## Extracted information
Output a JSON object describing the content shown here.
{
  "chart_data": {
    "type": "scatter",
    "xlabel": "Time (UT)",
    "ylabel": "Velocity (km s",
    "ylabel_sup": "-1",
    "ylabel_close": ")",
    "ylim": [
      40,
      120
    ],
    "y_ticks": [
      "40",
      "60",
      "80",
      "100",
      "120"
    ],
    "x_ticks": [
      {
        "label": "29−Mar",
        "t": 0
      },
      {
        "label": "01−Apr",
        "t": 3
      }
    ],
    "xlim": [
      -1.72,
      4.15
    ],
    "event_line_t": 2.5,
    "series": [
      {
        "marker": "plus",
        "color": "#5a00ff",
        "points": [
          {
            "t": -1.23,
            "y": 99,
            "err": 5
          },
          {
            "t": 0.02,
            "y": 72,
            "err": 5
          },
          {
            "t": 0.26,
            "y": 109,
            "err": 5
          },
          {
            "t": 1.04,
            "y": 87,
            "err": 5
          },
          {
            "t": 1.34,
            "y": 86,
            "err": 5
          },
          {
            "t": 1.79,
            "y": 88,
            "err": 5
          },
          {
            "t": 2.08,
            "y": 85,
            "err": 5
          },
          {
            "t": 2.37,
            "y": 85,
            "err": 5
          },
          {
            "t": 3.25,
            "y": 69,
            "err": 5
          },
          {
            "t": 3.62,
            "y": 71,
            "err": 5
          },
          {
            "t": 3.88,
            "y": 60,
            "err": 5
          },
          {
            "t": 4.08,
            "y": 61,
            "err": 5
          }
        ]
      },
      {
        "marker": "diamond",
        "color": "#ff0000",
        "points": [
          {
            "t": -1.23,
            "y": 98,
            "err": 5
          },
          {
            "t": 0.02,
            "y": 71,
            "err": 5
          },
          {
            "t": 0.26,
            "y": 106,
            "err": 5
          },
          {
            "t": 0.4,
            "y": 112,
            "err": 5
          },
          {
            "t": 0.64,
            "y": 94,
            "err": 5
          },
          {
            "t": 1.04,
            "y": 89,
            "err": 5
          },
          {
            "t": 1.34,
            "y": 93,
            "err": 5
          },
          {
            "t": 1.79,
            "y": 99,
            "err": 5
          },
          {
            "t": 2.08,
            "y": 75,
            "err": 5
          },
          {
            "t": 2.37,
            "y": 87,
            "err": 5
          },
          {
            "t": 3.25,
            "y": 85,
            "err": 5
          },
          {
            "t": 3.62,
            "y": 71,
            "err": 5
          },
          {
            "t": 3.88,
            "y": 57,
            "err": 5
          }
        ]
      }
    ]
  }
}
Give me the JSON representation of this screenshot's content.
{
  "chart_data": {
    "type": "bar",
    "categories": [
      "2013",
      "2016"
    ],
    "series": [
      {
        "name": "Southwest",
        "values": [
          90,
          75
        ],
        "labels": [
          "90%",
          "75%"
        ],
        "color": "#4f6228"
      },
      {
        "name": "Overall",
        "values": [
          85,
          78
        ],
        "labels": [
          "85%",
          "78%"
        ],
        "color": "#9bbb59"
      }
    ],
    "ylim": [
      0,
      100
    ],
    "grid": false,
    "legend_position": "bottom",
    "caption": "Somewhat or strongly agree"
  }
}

## What to do
Return every line holding the word "JSON" from the records.

## Exercise result
Output a JSON object describing the content shown here.
Give me the JSON representation of this screenshot's content.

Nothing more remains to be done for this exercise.